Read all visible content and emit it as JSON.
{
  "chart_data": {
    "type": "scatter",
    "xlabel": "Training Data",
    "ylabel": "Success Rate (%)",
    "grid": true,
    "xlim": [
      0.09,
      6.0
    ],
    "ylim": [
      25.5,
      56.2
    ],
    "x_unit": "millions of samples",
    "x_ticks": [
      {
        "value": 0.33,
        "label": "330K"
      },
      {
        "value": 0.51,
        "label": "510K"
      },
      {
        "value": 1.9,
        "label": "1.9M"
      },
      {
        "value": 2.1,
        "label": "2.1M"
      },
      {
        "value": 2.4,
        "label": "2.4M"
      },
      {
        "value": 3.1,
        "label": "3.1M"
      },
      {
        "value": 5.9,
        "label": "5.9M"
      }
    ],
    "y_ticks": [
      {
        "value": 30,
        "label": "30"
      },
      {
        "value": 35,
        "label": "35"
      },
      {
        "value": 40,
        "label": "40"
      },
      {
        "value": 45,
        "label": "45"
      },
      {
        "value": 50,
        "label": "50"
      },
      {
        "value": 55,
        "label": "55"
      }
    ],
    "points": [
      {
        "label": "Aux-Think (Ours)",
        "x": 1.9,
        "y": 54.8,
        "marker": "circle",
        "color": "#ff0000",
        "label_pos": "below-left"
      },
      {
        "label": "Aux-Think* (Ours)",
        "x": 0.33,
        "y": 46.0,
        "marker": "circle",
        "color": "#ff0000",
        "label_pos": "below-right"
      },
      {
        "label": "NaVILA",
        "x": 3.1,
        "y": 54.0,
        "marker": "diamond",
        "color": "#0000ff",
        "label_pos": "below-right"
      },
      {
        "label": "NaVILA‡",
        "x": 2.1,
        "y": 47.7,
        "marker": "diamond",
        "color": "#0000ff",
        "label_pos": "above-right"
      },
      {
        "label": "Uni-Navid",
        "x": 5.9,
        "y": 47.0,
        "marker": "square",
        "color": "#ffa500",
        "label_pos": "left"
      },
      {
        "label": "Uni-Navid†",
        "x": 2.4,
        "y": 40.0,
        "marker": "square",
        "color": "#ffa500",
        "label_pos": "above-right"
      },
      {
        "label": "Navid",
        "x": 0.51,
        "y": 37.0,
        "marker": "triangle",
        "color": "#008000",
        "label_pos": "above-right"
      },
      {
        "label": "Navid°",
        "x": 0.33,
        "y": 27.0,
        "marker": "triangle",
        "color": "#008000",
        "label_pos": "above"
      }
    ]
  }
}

**What you need to do**
Each line of the material above must be retyped precisely.

**Answer**
Read all visible content and emit it as JSON.
{
  "chart_data": {
    "type": "scatter",
    "xlabel": "Training Data",
    "ylabel": "Success Rate (%)",
    "grid": true,
    "xlim": [
      0.09,
      6.0
    ],
    "ylim": [
      25.5,
      56.2
    ],
    "x_unit": "millions of samples",
    "x_ticks": [
      {
        "value": 0.33,
        "label": "330K"
      },
      {
        "value": 0.51,
        "label": "510K"
      },
      {
        "value": 1.9,
        "label": "1.9M"
      },
      {
        "value": 2.1,
        "label": "2.1M"
      },
      {
        "value": 2.4,
        "label": "2.4M"
      },
      {
        "value": 3.1,
        "label": "3.1M"
      },
      {
        "value": 5.9,
        "label": "5.9M"
      }
    ],
    "y_ticks": [
      {
        "value": 30,
        "label": "30"
      },
      {
        "value": 35,
        "label": "35"
      },
      {
        "value": 40,
        "label": "40"
      },
      {
        "value": 45,
        "label": "45"
      },
      {
        "value": 50,
        "label": "50"
      },
      {
        "value": 55,
        "label": "55"
      }
    ],
    "points": [
      {
        "label": "Aux-Think (Ours)",
        "x": 1.9,
        "y": 54.8,
        "marker": "circle",
        "color": "#ff0000",
        "label_pos": "below-left"
      },
      {
        "label": "Aux-Think* (Ours)",
        "x": 0.33,
        "y": 46.0,
        "marker": "circle",
        "color": "#ff0000",
        "label_pos": "below-right"
      },
      {
        "label": "NaVILA",
        "x": 3.1,
        "y": 54.0,
        "marker": "diamond",
        "color": "#0000ff",
        "label_pos": "below-right"
      },
      {
        "label": "NaVILA‡",
        "x": 2.1,
        "y": 47.7,
        "marker": "diamond",
        "color": "#0000ff",
        "label_pos": "above-right"
      },
      {
        "label": "Uni-Navid",
        "x": 5.9,
        "y": 47.0,
        "marker": "square",
        "color": "#ffa500",
        "label_pos": "left"
      },
      {
        "label": "Uni-Navid†",
        "x": 2.4,
        "y": 40.0,
        "marker": "square",
        "color": "#ffa500",
        "label_pos": "above-right"
      },
      {
        "label": "Navid",
        "x": 0.51,
        "y": 37.0,
        "marker": "triangle",
        "color": "#008000",
        "label_pos": "above-right"
      },
      {
        "label": "Navid°",
        "x": 0.33,
        "y": 27.0,
        "marker": "triangle",
        "color": "#008000",
        "label_pos": "above"
      }
    ]
  }
}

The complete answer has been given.